Supplied material →
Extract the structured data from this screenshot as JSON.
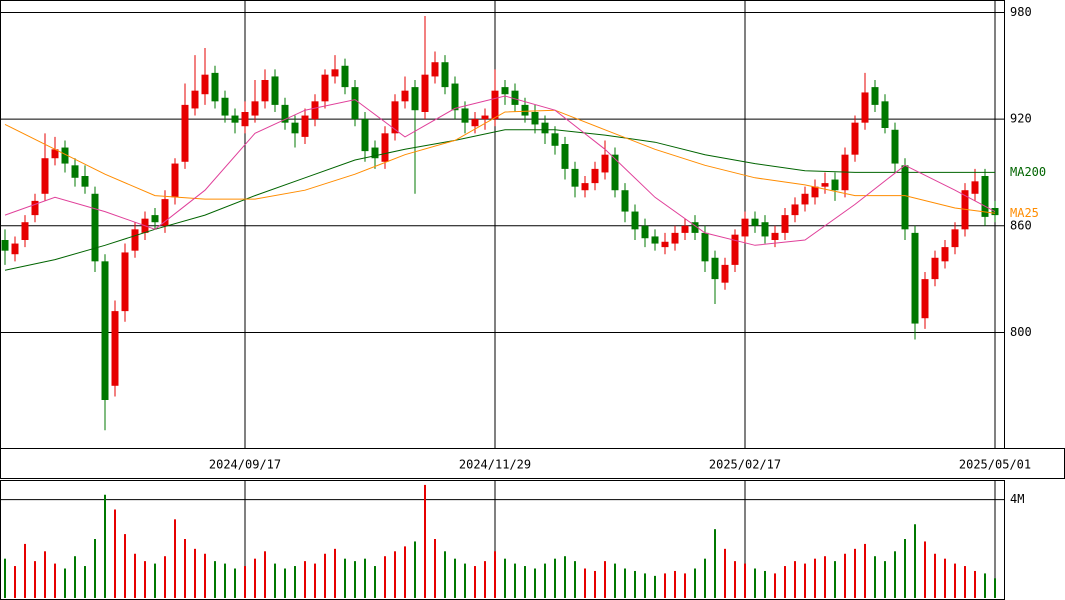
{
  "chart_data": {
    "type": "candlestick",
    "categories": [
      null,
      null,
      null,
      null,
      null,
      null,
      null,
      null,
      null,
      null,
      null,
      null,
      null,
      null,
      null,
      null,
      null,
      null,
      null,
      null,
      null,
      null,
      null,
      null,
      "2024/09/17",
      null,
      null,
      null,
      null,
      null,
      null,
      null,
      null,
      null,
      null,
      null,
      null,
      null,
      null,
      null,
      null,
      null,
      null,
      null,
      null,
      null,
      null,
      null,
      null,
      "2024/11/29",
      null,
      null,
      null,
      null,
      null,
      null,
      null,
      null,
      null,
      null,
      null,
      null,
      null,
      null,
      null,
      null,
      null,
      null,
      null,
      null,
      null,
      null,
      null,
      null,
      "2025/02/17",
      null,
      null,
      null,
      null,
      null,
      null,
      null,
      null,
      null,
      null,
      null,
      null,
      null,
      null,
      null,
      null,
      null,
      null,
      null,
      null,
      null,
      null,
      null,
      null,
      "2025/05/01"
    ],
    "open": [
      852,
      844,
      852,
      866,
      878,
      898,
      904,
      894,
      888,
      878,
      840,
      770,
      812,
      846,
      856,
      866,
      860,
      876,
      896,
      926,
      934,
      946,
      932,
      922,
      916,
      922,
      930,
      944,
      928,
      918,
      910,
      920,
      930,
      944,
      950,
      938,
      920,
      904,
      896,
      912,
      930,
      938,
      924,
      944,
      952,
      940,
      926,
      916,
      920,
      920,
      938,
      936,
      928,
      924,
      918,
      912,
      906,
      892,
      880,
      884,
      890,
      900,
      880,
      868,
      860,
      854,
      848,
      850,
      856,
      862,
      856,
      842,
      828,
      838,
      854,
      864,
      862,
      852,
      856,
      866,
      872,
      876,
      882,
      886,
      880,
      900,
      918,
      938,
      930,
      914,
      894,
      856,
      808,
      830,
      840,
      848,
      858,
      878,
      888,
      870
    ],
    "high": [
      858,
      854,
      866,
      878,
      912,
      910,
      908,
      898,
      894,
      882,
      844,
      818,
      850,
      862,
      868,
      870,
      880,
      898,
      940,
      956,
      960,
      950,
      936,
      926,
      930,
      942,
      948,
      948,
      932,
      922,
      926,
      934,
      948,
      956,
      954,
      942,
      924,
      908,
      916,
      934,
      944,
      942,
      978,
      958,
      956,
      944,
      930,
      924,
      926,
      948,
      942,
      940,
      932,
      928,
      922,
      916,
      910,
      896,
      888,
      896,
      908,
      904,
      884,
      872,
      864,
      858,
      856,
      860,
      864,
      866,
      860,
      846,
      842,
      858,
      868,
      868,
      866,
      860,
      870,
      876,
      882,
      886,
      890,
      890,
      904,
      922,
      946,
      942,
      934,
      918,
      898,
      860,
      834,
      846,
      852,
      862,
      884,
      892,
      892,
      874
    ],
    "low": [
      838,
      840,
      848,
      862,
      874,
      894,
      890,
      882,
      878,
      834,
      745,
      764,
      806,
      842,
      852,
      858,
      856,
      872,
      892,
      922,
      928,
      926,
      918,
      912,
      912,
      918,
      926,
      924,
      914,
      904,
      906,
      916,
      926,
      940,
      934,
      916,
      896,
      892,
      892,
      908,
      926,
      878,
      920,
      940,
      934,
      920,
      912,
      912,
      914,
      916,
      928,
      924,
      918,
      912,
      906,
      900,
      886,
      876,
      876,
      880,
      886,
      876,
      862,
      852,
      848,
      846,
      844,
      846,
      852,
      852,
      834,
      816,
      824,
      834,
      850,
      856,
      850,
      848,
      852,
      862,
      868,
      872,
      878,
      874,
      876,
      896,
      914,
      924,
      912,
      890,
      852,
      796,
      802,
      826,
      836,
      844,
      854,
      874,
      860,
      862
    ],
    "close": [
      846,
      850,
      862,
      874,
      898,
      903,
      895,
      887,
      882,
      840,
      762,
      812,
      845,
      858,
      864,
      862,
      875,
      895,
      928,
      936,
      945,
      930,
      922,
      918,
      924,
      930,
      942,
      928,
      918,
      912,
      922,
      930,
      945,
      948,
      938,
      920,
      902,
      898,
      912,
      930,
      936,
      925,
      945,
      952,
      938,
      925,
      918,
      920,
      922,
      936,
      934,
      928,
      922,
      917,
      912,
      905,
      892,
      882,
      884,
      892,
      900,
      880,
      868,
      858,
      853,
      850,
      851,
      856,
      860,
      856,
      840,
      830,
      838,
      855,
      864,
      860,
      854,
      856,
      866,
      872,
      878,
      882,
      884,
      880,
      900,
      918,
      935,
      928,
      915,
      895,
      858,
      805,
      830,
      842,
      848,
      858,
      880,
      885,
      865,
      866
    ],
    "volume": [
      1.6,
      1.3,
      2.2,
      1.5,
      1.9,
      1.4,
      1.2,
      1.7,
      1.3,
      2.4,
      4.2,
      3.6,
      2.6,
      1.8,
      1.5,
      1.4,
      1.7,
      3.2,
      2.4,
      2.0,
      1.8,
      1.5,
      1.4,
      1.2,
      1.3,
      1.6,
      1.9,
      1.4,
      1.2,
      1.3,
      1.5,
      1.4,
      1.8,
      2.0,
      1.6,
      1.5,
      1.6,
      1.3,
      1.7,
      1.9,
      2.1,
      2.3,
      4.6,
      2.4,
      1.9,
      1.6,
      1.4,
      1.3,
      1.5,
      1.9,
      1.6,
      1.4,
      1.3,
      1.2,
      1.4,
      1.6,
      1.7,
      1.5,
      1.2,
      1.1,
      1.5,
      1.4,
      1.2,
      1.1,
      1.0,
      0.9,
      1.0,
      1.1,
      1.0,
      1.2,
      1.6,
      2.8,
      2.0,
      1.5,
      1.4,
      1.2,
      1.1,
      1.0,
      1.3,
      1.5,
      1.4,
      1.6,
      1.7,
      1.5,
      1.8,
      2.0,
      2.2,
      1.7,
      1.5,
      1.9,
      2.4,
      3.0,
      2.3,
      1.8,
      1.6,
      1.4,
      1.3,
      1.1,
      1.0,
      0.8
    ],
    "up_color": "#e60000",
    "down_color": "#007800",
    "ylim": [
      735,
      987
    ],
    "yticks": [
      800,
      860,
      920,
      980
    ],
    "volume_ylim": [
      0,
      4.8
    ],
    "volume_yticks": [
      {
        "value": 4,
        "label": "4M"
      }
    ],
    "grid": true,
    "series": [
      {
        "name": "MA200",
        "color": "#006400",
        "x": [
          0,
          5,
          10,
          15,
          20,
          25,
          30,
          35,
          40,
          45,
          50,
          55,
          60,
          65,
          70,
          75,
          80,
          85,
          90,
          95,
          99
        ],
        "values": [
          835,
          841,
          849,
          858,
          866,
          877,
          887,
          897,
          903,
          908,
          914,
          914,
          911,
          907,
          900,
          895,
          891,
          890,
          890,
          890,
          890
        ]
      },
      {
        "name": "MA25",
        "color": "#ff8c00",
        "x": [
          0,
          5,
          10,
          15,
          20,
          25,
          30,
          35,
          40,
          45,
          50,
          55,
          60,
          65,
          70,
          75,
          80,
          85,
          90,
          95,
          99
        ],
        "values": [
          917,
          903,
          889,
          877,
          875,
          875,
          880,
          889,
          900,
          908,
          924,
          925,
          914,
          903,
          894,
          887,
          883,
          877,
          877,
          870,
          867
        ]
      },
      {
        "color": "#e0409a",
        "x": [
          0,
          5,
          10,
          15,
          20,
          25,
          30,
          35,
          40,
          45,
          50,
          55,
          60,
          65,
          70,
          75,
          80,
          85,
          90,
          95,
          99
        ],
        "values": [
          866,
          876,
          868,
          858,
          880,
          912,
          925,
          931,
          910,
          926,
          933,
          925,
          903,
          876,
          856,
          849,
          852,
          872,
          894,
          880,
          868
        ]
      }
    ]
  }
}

---

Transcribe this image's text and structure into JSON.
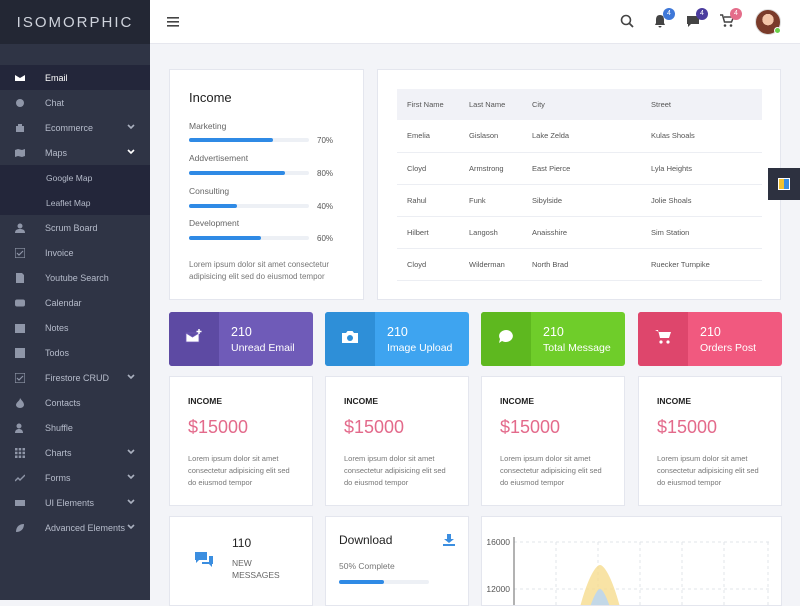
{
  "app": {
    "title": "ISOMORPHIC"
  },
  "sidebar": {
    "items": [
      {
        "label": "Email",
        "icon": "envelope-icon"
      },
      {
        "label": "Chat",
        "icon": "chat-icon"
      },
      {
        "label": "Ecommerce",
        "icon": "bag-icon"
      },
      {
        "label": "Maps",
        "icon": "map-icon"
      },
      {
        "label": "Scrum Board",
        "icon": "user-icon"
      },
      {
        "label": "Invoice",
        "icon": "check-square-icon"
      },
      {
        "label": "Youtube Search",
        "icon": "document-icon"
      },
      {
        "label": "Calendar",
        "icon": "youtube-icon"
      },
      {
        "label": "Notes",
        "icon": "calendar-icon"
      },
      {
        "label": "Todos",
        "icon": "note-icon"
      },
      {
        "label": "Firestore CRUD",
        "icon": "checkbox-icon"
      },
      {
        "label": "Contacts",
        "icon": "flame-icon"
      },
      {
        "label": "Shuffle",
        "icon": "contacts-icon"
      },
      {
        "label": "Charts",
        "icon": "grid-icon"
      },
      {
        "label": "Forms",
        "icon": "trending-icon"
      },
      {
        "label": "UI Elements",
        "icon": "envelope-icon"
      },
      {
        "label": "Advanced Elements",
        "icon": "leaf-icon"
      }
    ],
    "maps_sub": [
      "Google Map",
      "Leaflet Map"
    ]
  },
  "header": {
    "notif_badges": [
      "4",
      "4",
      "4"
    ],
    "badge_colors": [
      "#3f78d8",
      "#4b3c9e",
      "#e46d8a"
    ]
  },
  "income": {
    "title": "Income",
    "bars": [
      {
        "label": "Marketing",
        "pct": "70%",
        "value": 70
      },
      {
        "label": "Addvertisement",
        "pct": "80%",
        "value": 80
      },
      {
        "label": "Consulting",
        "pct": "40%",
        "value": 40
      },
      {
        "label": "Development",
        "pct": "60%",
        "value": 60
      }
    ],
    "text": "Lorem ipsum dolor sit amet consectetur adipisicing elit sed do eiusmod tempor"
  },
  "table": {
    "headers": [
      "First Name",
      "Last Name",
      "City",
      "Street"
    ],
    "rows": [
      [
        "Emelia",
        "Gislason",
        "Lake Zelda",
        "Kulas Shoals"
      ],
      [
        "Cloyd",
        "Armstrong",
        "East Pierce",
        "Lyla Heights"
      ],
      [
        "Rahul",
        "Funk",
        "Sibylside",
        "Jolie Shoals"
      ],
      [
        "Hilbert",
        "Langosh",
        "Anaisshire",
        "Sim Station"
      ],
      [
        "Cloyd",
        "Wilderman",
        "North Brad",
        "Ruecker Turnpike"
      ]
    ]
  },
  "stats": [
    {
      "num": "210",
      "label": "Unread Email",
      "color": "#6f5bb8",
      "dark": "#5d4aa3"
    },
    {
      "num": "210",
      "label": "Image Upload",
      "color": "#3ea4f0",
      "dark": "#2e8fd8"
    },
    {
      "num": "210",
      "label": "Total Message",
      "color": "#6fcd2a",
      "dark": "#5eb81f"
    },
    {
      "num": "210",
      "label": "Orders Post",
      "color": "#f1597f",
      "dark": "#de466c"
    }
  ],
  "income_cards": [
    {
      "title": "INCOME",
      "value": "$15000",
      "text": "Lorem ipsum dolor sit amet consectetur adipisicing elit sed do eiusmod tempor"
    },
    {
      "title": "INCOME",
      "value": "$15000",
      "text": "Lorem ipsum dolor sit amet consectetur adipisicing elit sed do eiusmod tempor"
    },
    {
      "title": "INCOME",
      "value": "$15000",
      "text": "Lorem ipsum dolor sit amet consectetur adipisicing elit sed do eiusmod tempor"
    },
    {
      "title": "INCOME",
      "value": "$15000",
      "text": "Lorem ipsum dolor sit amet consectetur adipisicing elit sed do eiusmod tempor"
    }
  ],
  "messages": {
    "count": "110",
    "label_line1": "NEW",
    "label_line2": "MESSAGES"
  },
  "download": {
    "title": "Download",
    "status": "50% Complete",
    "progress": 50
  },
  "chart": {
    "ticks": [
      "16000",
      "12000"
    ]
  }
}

Requirements →
Go through the records. Copy each line where "Elements" appears.

Exercise output →
        "label": "UI Elements",
        "label": "Advanced Elements",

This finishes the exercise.